Pick out the lines containing "What".

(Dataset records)
......

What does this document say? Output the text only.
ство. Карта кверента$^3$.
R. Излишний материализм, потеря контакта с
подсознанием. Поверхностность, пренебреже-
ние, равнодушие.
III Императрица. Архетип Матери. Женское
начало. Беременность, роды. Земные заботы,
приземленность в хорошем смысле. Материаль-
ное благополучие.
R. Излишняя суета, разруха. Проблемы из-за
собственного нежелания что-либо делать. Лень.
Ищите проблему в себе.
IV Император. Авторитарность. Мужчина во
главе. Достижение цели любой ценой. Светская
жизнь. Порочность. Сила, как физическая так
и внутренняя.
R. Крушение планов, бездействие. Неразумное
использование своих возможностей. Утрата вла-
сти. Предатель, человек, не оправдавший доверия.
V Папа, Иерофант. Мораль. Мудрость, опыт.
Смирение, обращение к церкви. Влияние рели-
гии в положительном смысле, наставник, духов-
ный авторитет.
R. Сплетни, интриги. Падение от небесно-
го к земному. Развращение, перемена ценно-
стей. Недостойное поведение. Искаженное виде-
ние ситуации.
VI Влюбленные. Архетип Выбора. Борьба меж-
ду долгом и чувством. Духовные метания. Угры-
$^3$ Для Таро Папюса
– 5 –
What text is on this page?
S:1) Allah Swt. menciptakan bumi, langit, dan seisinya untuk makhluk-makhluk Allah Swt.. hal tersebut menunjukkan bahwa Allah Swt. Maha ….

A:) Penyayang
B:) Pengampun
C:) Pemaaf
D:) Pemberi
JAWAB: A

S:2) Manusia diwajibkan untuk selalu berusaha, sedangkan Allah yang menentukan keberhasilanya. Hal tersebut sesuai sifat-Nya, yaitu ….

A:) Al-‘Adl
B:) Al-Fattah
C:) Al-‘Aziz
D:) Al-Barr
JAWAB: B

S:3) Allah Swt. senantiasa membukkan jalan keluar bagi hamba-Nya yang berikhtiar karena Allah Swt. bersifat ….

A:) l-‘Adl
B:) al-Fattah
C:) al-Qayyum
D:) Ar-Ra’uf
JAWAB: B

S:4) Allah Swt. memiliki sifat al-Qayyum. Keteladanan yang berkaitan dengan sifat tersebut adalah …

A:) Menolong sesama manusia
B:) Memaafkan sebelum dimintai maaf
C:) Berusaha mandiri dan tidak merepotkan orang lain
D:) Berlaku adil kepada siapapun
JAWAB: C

......

— Exercise solution —
What does this document say? Output the text only.
What text is on this page?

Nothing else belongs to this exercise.